▶ [GIVEN TASK]
List all lines in the material below that contain "from".
::: RECORDS FOR THIS TASK
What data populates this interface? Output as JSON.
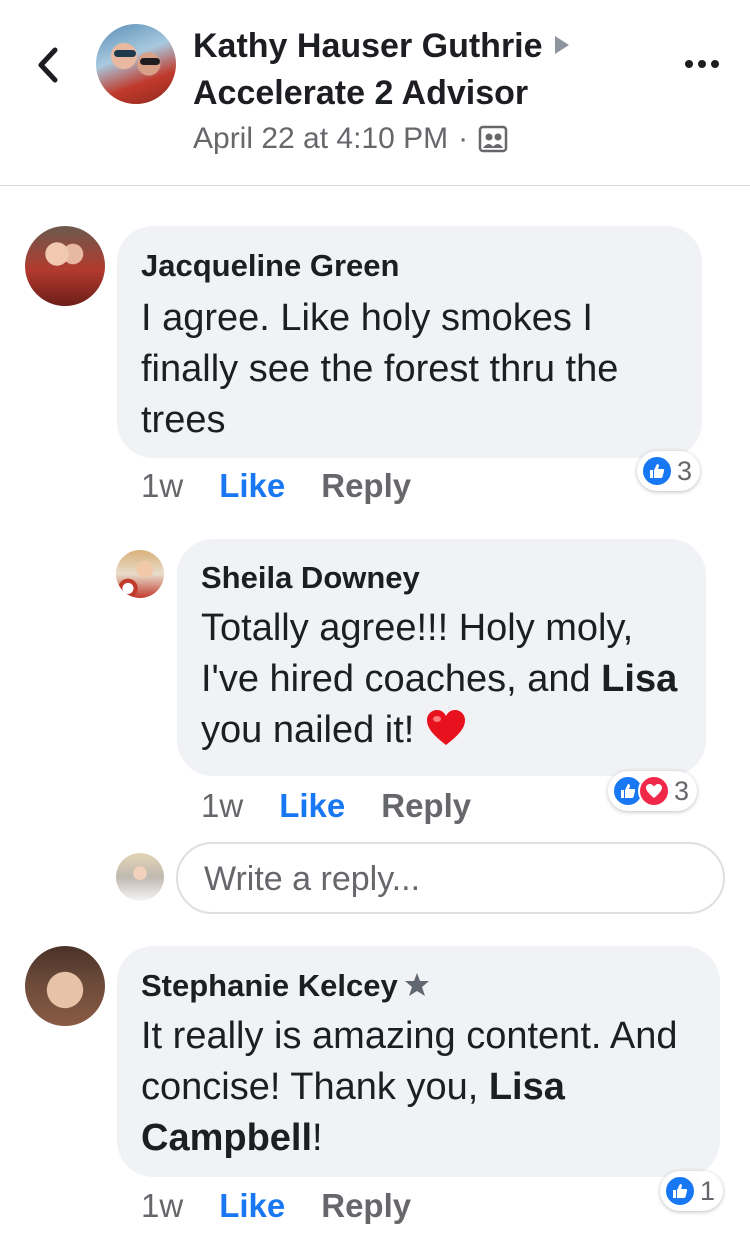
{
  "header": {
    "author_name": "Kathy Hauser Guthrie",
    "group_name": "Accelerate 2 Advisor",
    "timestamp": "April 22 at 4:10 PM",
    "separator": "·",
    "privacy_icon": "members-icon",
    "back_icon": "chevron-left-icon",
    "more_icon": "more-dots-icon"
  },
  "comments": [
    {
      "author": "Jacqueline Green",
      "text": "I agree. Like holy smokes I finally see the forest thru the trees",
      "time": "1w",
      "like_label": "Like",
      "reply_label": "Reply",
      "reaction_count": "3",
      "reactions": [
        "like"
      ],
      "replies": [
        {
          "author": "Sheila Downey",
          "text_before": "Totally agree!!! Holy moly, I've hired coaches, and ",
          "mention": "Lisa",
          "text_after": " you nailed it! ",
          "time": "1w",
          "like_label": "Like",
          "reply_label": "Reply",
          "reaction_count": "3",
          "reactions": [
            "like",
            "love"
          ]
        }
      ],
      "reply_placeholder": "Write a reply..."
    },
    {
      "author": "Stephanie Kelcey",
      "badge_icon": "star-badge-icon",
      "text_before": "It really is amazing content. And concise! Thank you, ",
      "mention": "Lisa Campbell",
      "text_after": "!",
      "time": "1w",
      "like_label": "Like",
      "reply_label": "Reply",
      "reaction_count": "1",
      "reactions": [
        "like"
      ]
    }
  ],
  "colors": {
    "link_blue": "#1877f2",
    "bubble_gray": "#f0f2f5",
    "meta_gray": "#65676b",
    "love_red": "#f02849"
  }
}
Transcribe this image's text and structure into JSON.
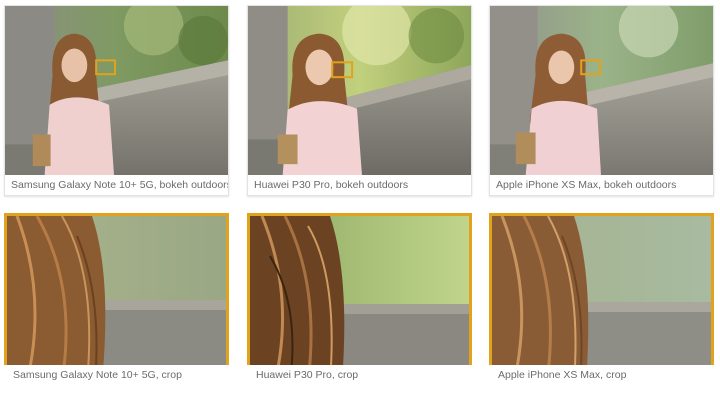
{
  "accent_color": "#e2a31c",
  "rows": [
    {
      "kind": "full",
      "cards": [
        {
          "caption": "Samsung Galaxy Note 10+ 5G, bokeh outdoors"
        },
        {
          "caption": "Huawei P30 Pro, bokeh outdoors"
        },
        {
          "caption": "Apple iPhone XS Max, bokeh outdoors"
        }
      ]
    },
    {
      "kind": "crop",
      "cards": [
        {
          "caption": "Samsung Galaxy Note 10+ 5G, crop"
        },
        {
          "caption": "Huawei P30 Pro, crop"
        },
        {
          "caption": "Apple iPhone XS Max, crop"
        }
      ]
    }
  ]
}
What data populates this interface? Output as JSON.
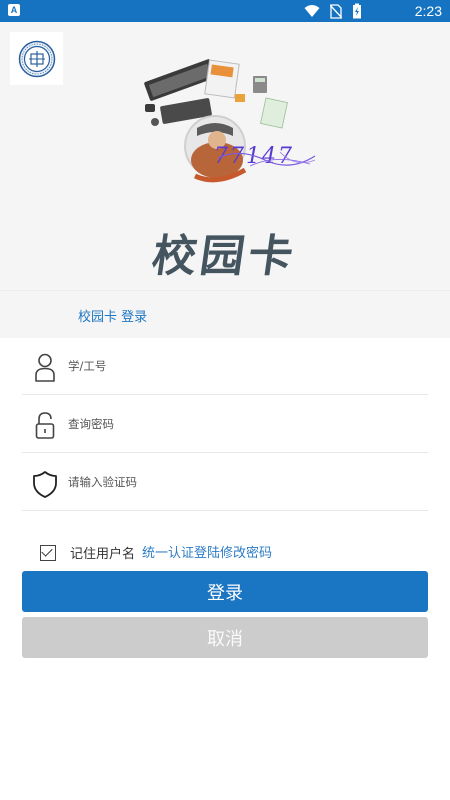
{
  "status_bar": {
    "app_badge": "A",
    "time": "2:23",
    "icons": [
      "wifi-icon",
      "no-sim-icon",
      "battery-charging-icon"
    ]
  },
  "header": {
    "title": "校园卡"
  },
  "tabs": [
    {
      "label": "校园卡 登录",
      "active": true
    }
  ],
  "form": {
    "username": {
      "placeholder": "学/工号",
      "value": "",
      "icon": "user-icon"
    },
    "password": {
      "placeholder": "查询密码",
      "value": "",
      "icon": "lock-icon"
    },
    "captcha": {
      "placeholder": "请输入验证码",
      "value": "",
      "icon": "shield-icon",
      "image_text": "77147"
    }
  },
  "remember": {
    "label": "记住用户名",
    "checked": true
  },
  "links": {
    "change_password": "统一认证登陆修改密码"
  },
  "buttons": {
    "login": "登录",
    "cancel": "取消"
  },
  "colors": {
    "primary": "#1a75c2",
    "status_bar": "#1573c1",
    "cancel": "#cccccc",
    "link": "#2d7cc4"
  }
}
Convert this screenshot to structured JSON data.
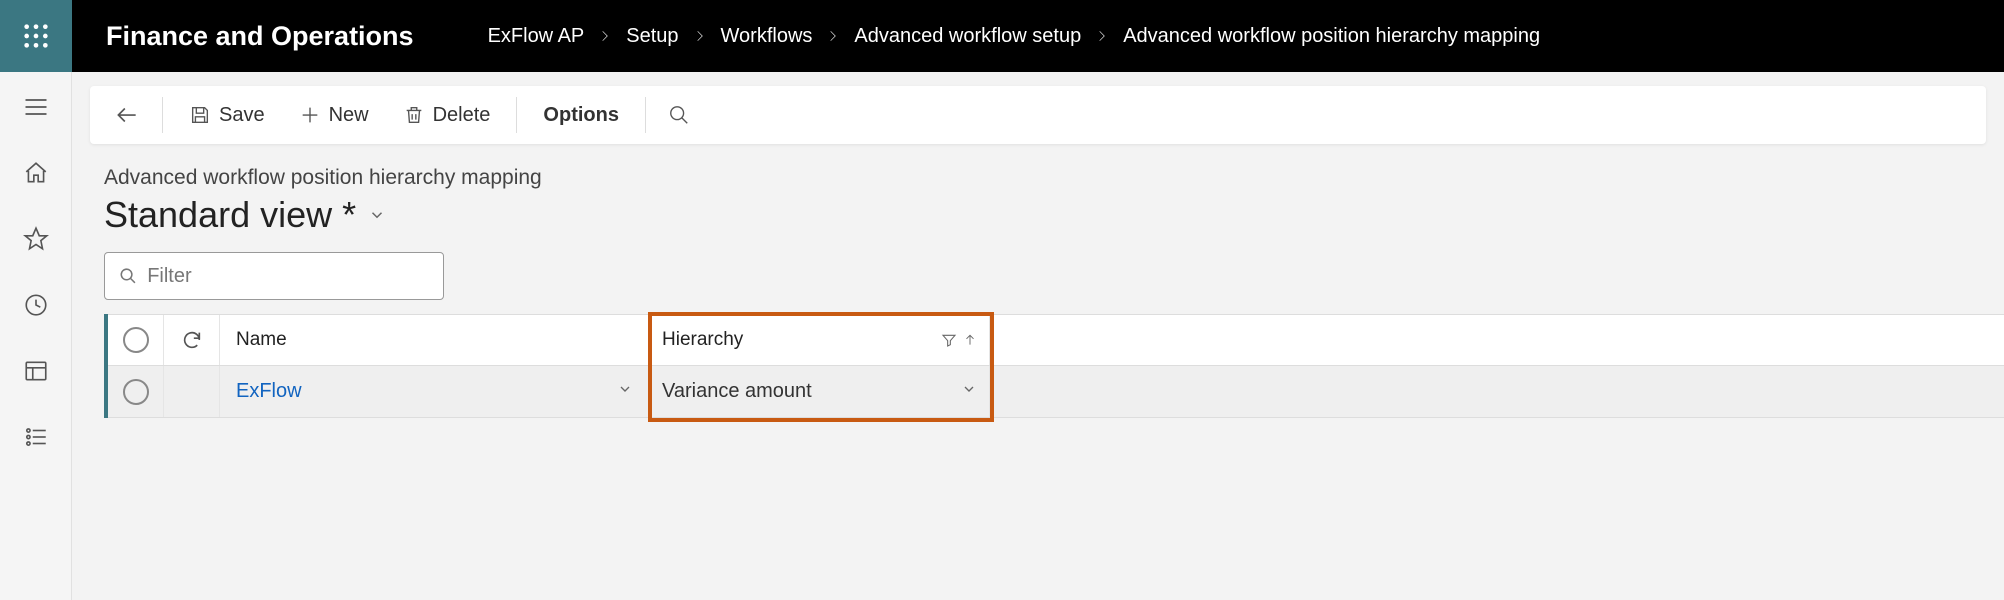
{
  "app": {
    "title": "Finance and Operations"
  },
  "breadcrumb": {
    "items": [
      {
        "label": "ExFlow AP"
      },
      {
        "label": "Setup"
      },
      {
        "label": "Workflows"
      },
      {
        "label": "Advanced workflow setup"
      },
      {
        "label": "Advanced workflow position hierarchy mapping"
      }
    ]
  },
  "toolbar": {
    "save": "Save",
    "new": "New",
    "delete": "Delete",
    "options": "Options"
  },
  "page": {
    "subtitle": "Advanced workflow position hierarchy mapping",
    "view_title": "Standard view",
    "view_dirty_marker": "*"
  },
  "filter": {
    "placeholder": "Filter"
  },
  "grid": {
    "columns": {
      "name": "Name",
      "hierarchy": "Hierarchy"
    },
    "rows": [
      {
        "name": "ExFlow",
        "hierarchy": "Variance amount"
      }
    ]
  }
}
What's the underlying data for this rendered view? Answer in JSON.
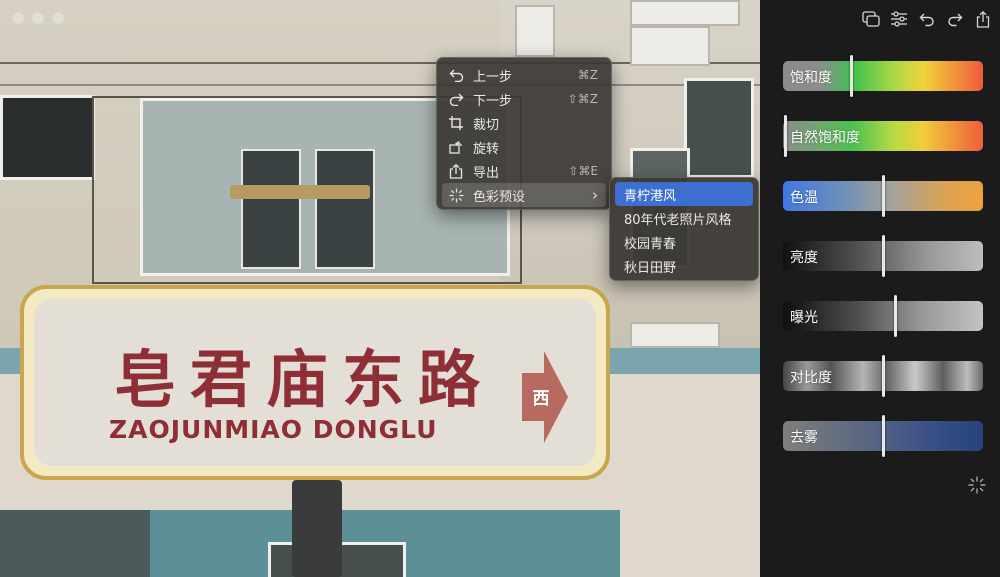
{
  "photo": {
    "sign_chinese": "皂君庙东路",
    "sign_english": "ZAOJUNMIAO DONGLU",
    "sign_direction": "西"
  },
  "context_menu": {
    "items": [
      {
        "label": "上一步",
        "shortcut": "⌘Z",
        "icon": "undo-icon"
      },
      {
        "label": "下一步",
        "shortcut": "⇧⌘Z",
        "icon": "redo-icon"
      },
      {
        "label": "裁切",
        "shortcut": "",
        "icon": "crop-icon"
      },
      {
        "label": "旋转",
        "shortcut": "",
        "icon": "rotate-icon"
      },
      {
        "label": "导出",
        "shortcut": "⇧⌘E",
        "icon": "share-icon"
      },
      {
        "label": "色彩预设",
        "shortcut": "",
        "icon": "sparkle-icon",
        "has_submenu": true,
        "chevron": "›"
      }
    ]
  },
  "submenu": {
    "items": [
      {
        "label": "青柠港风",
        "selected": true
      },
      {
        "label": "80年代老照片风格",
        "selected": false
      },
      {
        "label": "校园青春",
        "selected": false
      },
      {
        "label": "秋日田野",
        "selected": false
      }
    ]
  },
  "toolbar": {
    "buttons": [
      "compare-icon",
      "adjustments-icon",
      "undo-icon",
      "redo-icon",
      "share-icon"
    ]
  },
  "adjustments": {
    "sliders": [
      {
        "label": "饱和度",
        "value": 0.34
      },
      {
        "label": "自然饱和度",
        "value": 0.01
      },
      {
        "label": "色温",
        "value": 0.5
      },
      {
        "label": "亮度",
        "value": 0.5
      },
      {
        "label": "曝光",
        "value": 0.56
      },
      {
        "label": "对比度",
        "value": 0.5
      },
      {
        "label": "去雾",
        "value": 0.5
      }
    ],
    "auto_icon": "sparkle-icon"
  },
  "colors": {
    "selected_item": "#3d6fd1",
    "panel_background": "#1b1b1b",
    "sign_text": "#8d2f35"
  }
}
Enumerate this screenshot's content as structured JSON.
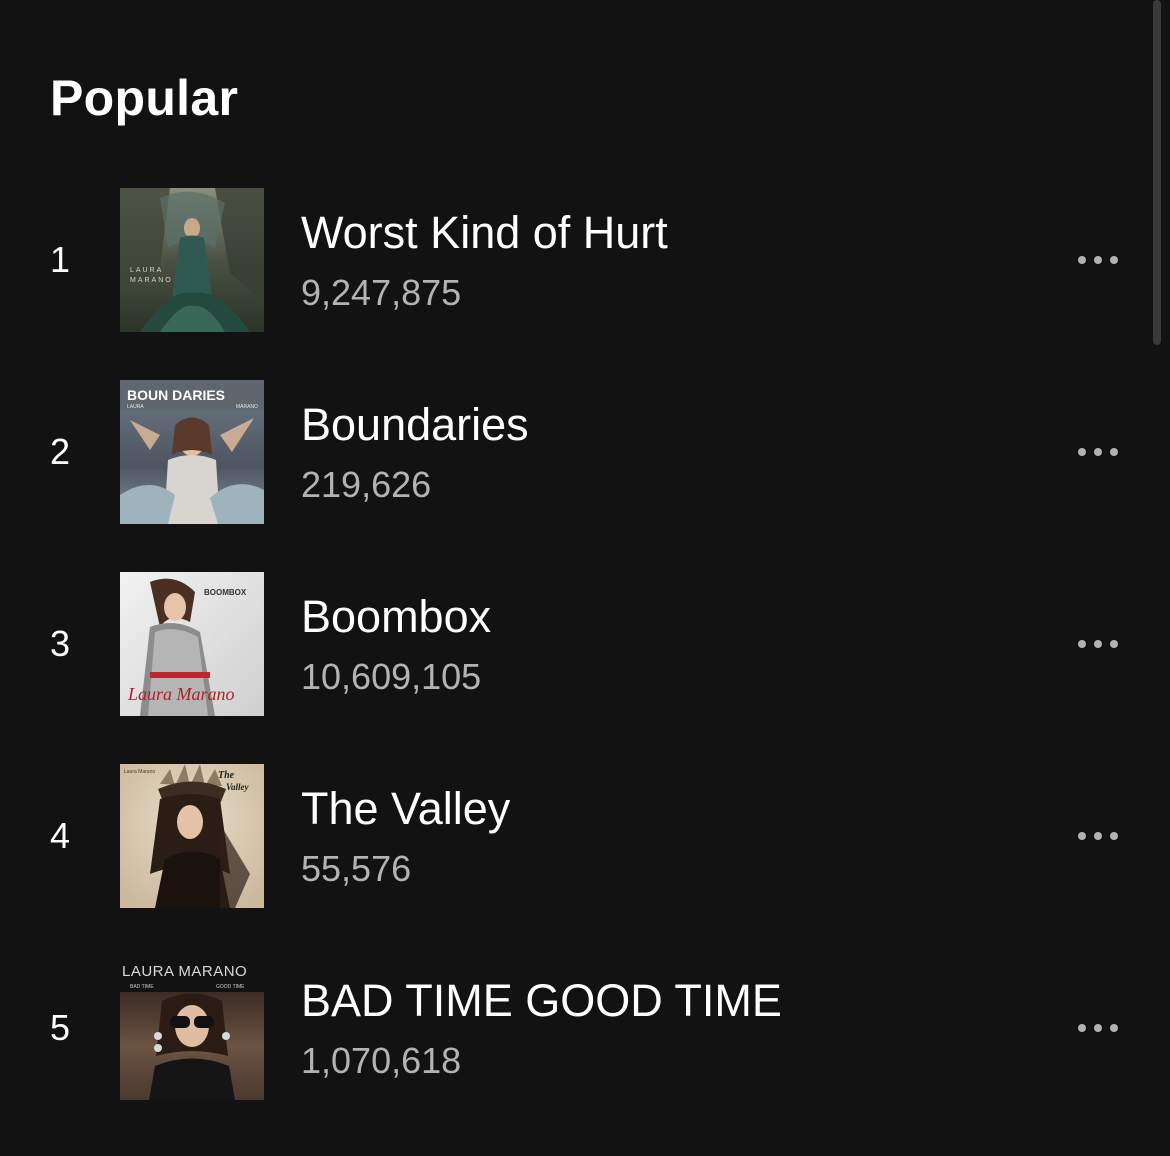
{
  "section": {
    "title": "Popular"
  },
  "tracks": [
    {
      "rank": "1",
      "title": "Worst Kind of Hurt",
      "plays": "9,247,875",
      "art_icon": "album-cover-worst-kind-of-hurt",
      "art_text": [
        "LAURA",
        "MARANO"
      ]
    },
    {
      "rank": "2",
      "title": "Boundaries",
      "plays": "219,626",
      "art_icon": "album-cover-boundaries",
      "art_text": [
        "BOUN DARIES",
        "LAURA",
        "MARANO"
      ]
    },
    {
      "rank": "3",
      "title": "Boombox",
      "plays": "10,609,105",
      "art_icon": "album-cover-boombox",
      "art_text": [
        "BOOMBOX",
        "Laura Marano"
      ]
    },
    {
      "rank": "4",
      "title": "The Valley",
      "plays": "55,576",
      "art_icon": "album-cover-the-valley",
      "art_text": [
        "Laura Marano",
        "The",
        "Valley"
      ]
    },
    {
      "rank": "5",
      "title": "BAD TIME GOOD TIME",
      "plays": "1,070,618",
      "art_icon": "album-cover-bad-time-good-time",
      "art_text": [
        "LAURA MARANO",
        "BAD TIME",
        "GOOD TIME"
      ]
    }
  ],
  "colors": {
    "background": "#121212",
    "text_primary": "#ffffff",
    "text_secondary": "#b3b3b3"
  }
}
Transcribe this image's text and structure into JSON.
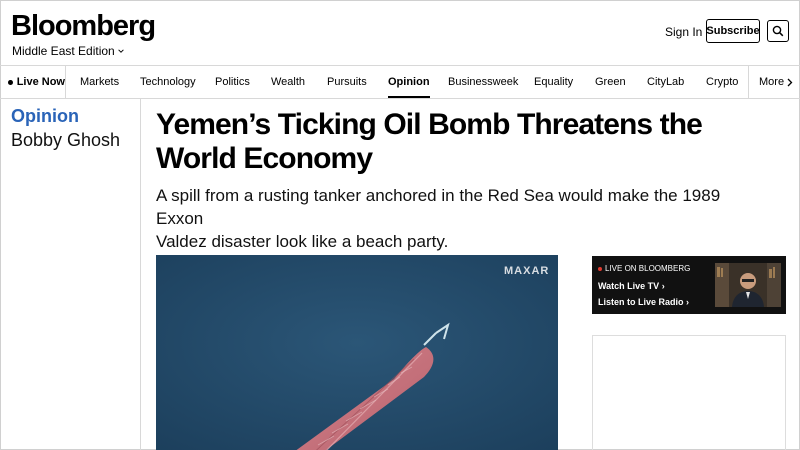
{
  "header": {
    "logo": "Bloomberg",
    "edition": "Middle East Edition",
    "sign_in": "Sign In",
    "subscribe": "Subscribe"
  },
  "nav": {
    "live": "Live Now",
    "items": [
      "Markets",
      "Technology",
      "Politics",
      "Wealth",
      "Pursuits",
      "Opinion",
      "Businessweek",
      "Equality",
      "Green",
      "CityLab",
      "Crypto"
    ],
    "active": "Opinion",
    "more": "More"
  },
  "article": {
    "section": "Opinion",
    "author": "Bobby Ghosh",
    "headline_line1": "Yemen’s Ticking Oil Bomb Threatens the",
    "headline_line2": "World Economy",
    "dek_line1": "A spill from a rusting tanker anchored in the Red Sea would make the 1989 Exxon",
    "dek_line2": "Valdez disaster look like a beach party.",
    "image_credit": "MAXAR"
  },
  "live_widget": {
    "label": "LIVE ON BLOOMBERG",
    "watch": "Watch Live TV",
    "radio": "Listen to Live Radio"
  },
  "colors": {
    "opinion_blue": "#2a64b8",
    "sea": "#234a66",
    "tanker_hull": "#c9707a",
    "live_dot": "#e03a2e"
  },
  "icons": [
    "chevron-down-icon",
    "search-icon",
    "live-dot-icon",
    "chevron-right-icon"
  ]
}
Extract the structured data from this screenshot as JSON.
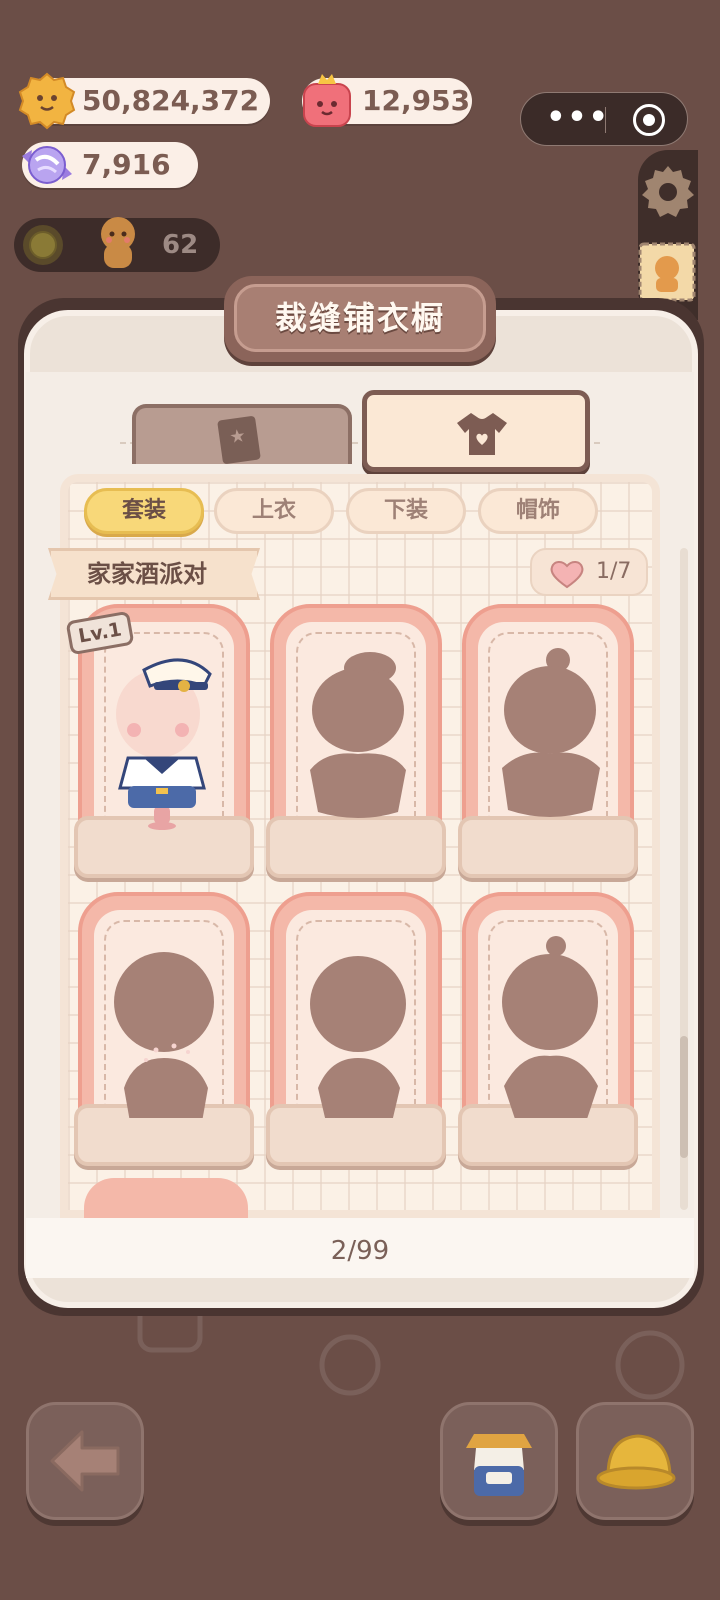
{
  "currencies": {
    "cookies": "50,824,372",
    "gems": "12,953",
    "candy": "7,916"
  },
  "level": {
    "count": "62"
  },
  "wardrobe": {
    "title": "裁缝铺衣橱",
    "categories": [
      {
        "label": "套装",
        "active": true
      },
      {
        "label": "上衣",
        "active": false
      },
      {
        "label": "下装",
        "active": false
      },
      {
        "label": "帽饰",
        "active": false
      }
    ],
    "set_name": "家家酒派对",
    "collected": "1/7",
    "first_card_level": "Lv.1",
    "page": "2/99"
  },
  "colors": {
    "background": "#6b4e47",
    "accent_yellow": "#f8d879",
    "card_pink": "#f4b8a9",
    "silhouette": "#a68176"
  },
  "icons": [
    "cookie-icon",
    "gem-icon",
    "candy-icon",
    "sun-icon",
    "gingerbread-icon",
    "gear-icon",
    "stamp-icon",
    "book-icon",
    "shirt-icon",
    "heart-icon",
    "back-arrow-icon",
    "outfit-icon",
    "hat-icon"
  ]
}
::::::
▶ [SOLVED PROBLEM]
    "dek_line1": "A spill from a rusting tanker anchored in the Red Sea would make the 1989 Exxon",
Extract the structured data from this screenshot as JSON.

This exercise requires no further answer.